TEXT SEGMENT —
######

Feel free to comment and let me know if you have suggestions or questions about the set up. Enjoy the Ride. 

Saturday, August 31, 2013

Sport Touring: Day tripping in Pennsylvania… double down on 423W and the Bovine suit

Mileage: 410 miles/ 659 km
Temperature: 60F-85F  humid/ 18C-30C
Average mpg: 71.5

Ocean surfers scrutinize the weather forecast, wind and tide patterns before paddling out and waiting for the perfect set.  As a Tarmac Surfer I follow the weather, scrutinize roads and seek out a set of routes, different environments similar goals. I’ve been on the road for nearly three hours now surfing northeast on PA road 30. The sky is gray, overcast, it’s around 80F, humid, and there are 18-wheeled sentinels everywhere. This was supposed to be a decent road, what happened?  I observe oncoming traffic and their windshield wipers are swaying back and forth like a crowd at a concert listening to a 90’s rock ballad. I’m a little concern.

I left my waterproof suit at home and opted for something different, too late now for regrets, it’s time to let the 250R facilitate surfing and simply let it roll. My destination for this trip is a small town in NE Pennsylvania, Jim Thorpe. I’ve been here once before and thought I should return on my moto, today is that day. After a few thousand miles of sport touring I have learned to never expect ideal weather, rather simply strive for a tranquil state of mind. I only need to cover two hundred miles, except I have a feeling given my current route; I am really going to earn these two hundred miles.

So far I’ve slugged my way through city traffic, found myself surrounded by big rigs under the threat of rain in what feels like a sauna, and now a bright sign informs me to expect delays, really? It’s time to soothe the mind, aggravation would be futile. What surround me are merely everyday irrelevant complexities, right now is just Scully and I, and as Jack Johnson would sing, it’s better when we are together. And so I pushed on.  

It’s around 1330 now, am four miles away from my destination. I’ve just filled up on petrol and am ready to roll. As I as raised my gaze and got ready to roll I spotted an elder gentleman wearing a distinct hat, he is a Leatherneck from a previous era. His facial expression denotes life experiences that are beyond my years and wisdom, he stands tall and proud.  He looks at me as I break and paused, pulled the clutch, stood still on my moto and saluted him with my right hand, and carried on. Sometimes one must pay homage, Semper Fidelis.

It took me longer than expected to get there, then again why rush.

Finally, I’ve arrived at my destination. I am tired, sweaty, sleepy but dry.  The town is just as I remembered it, quaint and quiet, excellent. I checked in at my home for the evening and set about to explore on foot.

Another stay at a Historic place, the experience this time was a lot different.

After a few hours of riding in the heat in a leather suit, I was ready for a break, a snack and cooling off.  Freshly brew tea with freshly baked butter soft scones in a historic setting sounded like a good idea, as a bonus it was delicious.

######

DATA ROWS —

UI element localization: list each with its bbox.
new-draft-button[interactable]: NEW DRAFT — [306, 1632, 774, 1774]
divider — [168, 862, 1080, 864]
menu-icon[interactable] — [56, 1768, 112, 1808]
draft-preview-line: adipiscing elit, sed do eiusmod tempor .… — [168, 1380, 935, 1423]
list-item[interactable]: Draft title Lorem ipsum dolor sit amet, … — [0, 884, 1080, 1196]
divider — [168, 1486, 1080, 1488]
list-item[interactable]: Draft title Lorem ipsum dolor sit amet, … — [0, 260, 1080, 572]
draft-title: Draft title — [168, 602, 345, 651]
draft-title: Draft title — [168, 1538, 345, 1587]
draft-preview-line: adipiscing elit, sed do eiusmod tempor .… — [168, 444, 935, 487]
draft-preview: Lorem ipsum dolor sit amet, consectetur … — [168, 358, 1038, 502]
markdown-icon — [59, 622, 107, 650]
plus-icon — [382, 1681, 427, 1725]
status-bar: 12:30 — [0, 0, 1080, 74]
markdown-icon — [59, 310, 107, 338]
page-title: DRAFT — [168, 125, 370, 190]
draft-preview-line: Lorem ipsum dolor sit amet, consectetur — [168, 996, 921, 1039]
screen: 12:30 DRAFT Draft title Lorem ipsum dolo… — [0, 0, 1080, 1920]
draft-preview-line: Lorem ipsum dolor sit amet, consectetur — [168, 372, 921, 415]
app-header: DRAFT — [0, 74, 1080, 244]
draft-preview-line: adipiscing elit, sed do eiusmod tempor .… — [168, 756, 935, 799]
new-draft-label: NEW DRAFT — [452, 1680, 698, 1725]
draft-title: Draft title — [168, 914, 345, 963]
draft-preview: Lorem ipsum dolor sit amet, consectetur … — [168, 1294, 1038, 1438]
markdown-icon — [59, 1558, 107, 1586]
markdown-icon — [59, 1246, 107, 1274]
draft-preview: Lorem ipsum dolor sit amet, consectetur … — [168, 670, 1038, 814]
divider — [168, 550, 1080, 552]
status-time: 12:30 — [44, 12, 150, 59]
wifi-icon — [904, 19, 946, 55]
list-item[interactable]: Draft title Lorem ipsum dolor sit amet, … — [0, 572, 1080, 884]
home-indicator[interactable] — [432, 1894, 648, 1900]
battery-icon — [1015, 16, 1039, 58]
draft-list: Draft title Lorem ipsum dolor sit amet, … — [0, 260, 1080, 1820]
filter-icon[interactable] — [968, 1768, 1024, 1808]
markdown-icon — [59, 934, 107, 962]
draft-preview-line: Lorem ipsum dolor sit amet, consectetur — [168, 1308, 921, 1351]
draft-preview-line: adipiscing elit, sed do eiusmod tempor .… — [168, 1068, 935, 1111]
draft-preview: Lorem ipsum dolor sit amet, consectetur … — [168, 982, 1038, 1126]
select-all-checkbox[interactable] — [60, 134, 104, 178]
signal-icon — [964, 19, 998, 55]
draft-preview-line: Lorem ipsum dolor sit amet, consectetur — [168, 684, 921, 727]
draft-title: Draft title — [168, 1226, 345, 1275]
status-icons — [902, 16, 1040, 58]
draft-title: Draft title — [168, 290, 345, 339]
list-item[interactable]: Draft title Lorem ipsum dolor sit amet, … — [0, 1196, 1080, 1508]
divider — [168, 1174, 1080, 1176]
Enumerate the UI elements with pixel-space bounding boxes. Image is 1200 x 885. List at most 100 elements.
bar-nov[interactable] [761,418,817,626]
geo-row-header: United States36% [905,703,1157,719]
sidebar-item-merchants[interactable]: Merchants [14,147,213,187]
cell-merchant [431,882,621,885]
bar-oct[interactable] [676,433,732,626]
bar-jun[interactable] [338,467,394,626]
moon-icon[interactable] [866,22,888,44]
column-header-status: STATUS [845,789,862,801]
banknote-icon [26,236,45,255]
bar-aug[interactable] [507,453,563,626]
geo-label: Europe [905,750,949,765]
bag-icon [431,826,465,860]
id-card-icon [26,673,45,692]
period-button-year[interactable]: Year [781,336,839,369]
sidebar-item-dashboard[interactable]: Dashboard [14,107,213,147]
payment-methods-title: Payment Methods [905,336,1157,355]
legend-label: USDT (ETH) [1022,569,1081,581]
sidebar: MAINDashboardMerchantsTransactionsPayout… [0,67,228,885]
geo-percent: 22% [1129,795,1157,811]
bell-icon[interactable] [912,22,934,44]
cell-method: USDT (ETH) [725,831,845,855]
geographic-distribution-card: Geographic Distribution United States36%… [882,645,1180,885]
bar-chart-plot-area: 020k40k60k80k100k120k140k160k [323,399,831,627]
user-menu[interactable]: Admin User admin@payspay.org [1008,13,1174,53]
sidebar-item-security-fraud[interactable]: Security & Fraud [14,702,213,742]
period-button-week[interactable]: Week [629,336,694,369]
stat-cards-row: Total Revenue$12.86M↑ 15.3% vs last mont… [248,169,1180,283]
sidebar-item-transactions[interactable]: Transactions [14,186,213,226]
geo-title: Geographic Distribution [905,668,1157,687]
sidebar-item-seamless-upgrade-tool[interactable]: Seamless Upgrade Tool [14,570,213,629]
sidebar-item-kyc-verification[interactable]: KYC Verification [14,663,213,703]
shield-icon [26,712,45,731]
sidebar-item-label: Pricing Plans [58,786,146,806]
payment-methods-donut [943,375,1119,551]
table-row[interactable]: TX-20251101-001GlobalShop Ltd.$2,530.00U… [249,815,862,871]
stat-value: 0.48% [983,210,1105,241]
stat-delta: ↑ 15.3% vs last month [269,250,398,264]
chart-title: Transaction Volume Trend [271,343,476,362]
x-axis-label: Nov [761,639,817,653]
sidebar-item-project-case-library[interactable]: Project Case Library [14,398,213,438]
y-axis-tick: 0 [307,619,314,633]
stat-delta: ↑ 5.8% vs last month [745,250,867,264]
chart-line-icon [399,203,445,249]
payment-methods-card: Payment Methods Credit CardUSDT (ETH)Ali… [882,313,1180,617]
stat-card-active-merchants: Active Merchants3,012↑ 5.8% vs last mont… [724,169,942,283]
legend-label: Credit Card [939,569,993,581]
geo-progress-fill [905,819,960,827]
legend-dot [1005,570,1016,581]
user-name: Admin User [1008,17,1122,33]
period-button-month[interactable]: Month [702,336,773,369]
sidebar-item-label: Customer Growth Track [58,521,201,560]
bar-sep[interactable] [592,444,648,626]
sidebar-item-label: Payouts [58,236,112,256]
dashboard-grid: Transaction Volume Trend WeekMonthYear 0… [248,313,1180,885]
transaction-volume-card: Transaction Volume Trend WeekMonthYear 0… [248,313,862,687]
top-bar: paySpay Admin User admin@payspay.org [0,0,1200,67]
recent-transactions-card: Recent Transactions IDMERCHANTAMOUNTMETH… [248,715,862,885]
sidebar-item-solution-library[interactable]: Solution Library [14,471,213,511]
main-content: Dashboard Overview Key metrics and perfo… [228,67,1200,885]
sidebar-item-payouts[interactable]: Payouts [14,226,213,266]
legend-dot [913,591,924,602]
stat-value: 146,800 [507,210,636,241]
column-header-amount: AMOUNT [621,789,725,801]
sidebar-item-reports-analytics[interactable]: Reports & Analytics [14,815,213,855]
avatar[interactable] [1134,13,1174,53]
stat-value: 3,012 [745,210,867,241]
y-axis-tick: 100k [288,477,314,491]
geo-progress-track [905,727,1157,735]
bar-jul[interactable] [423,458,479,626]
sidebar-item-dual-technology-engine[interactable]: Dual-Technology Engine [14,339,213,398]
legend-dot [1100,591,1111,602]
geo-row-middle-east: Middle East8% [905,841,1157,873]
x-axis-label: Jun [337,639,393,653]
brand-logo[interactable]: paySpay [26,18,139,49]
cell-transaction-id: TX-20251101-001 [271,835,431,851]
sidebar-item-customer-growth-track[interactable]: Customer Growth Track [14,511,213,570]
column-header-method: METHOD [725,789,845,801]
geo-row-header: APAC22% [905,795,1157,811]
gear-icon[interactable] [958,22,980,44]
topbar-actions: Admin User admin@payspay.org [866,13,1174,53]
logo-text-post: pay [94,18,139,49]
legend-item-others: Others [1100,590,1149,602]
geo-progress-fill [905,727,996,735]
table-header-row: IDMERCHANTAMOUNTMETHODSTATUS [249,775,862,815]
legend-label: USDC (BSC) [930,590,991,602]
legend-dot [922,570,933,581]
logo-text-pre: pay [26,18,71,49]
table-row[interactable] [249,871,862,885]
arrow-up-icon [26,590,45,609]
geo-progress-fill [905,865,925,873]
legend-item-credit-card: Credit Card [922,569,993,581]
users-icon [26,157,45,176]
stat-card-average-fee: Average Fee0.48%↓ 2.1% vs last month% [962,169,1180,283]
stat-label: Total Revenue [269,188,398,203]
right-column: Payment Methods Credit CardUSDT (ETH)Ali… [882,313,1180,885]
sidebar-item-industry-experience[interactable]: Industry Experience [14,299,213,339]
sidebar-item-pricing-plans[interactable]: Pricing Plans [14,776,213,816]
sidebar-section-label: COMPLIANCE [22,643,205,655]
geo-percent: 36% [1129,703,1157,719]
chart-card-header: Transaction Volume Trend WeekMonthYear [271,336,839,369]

######

GOAL A —
In the travel post, why does the rider salute the elderly man at the gas stop?
GOAL B —
Can you reproduce a passage of the travel post, beginning at the words "Finally, I’ve arrived" and stopping after "it was delicious."?

TASK OUTPUT A —
The man wears a distinct hat marking him as a Leatherneck from a previous era. The rider salutes because sometimes one must pay homage.

TASK OUTPUT B —
Finally, I’ve arrived at my destination. I am tired, sweaty, sleepy but dry.  The town is just as I remembered it, quaint and quiet, excellent. I checked in at my home for the evening and set about to explore on foot.

Another stay at a Historic place, the experience this time was a lot different.

After a few hours of riding in the heat in a leather suit, I was ready for a break, a snack and cooling off.  Freshly brew tea with freshly baked butter soft scones in a historic setting sounded like a good idea, as a bonus it was delicious.